Task directions
Say how many lines include the word "EURGBP". Reply with nothing but the number.
#### Exercise material ####
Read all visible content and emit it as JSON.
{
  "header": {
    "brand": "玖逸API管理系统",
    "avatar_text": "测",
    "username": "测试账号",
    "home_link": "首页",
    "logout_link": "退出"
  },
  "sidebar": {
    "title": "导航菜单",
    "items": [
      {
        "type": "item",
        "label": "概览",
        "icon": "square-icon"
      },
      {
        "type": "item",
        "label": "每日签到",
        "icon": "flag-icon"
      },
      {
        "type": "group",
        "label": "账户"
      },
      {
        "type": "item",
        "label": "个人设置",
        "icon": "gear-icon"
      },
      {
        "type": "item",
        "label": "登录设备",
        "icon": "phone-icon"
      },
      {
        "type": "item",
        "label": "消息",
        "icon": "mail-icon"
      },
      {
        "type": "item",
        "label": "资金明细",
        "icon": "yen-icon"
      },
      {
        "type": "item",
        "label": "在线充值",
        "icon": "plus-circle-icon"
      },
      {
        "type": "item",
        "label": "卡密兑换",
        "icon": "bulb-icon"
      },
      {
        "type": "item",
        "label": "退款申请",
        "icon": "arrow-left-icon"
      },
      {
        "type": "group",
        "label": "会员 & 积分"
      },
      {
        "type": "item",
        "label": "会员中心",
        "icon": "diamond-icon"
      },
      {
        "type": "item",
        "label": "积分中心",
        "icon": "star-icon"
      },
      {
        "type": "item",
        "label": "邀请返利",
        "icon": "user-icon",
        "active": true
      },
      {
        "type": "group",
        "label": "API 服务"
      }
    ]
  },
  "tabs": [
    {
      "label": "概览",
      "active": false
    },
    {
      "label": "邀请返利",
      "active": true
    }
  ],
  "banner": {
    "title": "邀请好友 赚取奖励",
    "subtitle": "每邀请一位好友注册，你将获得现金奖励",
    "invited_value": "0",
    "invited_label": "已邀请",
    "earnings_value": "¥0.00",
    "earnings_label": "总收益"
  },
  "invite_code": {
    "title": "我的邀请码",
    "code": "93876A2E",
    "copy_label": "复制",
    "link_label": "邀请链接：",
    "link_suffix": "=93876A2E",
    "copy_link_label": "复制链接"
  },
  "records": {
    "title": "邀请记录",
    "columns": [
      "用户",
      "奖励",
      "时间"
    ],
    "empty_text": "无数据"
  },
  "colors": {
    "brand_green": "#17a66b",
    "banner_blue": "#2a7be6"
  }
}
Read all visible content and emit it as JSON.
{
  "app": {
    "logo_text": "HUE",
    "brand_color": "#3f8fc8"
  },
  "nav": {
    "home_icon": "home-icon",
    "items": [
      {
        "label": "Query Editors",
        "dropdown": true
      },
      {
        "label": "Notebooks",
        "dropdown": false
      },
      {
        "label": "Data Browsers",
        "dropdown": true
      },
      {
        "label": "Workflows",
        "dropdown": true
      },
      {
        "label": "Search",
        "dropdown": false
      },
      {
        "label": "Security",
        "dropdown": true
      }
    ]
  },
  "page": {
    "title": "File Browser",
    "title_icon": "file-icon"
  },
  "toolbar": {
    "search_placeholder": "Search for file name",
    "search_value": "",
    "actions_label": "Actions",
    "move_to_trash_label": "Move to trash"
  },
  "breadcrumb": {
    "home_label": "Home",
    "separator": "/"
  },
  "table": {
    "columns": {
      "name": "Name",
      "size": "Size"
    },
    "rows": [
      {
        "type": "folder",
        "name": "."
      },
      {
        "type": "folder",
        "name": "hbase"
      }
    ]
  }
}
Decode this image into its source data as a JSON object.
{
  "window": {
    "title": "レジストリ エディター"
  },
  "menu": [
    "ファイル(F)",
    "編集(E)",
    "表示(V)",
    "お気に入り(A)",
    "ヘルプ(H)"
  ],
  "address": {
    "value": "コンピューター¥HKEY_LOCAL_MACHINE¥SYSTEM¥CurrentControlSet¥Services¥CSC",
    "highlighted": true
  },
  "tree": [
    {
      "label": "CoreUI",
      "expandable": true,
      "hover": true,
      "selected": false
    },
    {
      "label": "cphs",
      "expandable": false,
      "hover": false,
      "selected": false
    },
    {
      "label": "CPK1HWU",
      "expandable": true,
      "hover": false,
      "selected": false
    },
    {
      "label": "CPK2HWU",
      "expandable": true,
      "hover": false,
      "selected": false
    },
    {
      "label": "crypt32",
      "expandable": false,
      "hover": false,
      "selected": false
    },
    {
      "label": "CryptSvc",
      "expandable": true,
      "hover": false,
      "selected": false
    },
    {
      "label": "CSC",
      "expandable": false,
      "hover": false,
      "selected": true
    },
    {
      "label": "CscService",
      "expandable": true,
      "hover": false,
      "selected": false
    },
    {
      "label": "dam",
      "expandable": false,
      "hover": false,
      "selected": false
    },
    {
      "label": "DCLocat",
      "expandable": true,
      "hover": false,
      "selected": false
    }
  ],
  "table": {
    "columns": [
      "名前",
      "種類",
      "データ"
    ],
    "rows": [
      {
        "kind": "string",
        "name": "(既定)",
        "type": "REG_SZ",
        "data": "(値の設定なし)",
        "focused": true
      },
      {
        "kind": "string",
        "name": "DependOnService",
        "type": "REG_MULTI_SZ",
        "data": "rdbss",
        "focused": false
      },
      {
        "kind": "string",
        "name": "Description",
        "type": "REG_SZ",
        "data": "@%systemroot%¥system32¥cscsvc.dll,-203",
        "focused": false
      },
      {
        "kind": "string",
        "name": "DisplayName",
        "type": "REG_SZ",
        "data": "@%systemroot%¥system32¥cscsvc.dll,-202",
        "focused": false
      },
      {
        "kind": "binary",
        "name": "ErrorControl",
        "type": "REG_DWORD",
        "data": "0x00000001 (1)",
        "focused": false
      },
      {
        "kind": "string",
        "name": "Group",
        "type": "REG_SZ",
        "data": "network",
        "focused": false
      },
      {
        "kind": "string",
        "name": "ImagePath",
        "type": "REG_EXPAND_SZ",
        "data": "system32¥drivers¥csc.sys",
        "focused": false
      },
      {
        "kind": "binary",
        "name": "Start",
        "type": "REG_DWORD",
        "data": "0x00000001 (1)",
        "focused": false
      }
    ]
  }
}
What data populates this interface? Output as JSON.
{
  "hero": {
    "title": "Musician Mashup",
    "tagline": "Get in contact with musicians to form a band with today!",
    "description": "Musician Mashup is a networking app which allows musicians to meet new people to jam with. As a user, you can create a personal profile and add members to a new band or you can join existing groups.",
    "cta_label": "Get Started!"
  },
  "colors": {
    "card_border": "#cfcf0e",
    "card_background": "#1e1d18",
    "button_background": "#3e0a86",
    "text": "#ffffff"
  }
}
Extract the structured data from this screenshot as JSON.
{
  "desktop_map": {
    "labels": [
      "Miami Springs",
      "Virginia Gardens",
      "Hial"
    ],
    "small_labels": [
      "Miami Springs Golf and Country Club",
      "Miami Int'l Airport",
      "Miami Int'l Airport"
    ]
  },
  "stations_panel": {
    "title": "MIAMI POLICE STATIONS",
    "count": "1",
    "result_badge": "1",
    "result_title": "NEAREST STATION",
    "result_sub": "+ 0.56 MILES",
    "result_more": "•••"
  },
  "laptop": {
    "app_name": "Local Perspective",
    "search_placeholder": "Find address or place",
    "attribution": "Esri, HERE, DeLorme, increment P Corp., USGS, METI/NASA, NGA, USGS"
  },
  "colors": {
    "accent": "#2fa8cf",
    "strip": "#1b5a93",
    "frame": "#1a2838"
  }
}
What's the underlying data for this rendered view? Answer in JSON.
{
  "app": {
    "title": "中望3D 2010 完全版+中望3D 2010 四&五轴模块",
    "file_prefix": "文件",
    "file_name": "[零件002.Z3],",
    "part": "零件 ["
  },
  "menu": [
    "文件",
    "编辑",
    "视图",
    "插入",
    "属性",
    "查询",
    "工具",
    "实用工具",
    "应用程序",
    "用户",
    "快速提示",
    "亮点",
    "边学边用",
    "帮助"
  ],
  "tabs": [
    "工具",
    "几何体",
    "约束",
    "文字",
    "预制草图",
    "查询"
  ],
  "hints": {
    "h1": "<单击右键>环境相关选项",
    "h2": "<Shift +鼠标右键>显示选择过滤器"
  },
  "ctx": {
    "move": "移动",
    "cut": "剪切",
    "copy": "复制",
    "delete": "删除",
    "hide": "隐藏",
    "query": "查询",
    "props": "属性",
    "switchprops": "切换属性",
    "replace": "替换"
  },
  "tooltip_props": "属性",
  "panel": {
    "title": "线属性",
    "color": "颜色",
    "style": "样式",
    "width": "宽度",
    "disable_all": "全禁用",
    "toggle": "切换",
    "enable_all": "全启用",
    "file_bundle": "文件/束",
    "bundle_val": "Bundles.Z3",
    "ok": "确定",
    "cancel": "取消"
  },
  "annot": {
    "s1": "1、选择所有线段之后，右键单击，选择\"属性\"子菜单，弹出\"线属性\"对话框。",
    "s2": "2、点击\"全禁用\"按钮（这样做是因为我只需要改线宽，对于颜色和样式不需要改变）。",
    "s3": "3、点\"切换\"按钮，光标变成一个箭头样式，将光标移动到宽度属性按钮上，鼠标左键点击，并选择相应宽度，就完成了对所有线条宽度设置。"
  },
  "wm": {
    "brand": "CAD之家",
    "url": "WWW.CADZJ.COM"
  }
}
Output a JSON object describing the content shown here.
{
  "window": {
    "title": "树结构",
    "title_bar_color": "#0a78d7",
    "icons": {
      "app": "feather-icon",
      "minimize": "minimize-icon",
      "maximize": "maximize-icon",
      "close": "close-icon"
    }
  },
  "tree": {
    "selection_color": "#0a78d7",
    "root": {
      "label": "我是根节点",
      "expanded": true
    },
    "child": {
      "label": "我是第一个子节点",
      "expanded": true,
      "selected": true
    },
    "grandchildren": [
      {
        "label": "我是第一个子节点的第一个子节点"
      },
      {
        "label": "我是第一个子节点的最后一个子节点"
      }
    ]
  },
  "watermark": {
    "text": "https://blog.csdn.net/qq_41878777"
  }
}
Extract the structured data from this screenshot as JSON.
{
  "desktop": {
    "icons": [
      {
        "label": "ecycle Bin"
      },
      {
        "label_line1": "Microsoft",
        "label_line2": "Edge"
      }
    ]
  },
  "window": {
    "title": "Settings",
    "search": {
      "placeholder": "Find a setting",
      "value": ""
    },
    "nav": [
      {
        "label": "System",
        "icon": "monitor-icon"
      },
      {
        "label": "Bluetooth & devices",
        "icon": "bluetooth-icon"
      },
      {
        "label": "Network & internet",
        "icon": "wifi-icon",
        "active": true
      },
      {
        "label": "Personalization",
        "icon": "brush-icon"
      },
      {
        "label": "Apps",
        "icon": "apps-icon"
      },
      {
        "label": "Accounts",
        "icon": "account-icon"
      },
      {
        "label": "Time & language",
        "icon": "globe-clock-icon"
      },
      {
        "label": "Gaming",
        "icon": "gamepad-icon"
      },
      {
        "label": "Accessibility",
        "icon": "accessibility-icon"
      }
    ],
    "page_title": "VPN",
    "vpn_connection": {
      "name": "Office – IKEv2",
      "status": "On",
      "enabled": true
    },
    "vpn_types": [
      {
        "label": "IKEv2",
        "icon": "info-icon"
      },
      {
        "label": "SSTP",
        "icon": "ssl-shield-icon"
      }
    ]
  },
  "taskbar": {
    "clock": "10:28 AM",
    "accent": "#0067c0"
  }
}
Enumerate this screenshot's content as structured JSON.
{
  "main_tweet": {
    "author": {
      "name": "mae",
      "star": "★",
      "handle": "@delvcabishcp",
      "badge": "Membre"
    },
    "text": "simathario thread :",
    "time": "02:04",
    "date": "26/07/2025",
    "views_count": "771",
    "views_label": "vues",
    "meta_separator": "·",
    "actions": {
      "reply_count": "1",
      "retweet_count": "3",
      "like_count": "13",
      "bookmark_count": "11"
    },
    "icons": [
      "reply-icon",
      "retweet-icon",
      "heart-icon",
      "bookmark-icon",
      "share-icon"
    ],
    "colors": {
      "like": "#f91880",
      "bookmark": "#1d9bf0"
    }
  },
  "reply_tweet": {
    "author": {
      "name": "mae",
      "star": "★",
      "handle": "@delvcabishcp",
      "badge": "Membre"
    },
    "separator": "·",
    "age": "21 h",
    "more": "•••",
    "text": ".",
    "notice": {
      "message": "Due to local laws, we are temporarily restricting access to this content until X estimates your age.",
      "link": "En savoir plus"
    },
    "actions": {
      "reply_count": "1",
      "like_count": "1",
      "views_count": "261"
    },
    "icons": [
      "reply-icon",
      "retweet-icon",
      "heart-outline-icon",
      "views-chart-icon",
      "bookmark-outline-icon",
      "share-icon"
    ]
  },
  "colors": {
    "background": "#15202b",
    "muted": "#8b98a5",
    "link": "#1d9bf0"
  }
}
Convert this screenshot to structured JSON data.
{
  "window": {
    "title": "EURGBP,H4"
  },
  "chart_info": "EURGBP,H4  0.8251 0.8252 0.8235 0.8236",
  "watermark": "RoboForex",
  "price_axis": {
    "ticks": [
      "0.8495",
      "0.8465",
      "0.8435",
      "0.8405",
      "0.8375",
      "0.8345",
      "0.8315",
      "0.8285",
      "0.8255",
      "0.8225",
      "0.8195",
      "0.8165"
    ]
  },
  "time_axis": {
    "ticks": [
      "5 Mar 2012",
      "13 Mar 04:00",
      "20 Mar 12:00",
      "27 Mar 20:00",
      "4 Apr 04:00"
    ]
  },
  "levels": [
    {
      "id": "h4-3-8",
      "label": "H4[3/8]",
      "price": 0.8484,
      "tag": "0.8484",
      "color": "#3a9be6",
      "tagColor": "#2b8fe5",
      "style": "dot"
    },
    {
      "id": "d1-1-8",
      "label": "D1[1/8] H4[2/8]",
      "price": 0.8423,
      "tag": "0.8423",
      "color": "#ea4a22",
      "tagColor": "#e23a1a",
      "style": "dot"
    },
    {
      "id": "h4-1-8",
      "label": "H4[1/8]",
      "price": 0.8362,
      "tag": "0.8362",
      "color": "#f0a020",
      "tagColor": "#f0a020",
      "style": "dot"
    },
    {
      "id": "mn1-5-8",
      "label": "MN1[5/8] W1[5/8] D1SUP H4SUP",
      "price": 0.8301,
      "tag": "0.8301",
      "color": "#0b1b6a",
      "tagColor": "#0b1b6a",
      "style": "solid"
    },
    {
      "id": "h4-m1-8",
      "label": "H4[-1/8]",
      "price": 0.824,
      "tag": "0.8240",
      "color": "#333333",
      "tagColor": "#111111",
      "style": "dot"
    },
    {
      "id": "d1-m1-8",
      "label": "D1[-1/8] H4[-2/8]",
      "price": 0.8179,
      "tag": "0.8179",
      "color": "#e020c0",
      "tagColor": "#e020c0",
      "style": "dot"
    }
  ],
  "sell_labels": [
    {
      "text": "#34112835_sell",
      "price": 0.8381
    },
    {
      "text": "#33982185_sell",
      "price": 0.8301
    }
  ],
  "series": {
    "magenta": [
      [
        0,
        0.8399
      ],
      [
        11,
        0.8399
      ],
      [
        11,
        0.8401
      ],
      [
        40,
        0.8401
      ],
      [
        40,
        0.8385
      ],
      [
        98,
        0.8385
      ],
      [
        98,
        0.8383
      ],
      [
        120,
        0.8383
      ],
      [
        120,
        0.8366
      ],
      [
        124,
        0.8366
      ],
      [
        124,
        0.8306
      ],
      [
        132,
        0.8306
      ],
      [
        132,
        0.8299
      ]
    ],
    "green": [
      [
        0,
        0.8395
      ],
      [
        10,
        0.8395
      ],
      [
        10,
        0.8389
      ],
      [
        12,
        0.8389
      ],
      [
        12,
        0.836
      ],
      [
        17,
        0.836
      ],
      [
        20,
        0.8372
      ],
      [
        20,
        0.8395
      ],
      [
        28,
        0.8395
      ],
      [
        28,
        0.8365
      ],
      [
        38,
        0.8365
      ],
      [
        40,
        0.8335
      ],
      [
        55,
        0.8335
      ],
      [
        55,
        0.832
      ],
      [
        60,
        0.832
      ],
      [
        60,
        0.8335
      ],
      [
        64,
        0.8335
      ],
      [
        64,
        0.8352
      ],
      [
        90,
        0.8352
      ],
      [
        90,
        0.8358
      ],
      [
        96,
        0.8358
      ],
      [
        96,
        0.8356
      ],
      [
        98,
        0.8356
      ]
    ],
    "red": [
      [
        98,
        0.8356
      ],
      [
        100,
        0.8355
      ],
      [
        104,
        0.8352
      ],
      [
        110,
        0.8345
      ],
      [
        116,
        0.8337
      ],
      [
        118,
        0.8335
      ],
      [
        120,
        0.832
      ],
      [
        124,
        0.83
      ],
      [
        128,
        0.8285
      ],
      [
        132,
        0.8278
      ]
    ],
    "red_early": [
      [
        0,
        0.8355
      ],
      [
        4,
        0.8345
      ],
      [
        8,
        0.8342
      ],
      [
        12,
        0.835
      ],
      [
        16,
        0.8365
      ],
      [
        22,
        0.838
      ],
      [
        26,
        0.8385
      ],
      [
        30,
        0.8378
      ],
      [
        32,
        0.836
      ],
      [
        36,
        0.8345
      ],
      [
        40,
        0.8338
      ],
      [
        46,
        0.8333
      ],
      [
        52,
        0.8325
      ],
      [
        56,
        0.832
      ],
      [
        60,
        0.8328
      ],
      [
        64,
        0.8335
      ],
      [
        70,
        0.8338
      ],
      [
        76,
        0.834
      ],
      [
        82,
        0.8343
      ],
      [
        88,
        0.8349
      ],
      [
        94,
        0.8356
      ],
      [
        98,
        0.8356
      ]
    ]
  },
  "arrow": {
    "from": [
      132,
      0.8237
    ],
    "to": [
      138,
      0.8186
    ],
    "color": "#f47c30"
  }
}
####
Response to the task
2